● TASK GOAL
Determine which lines of the records include the word "鬼故事笑话大全爆笑", and copy them.
——
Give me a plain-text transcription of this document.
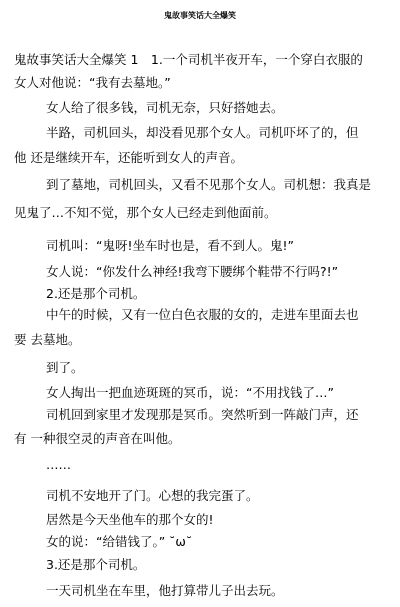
鬼故事笑话大全爆笑
鬼故事笑话大全爆笑 1　1.一个司机半夜开车，一个穿白衣服的
女人对他说：“我有去墓地。”
女人给了很多钱，司机无奈，只好搭她去。
半路，司机回头，却没看见那个女人。司机吓坏了的，但
他 还是继续开车，还能听到女人的声音。
到了墓地，司机回头，又看不见那个女人。司机想：我真是
见鬼了…不知不觉，那个女人已经走到他面前。
司机叫：“鬼呀!坐车时也是，看不到人。鬼!”
女人说：“你发什么神经!我弯下腰绑个鞋带不行吗?!”
2.还是那个司机。
中午的时候，又有一位白色衣服的女的，走进车里面去也
要 去墓地。
到了。
女人掏出一把血迹斑斑的冥币，说：“不用找钱了…”
司机回到家里才发现那是冥币。突然听到一阵敲门声，还
有 一种很空灵的声音在叫他。
……
司机不安地开了门。心想的我完蛋了。
居然是今天坐他车的那个女的!
女的说：“给错钱了。” ˘ω˘
3.还是那个司机。
一天司机坐在车里，他打算带儿子出去玩。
——
● RESULT OF THE TASK
鬼故事笑话大全爆笑
鬼故事笑话大全爆笑 1　1.一个司机半夜开车，一个穿白衣服的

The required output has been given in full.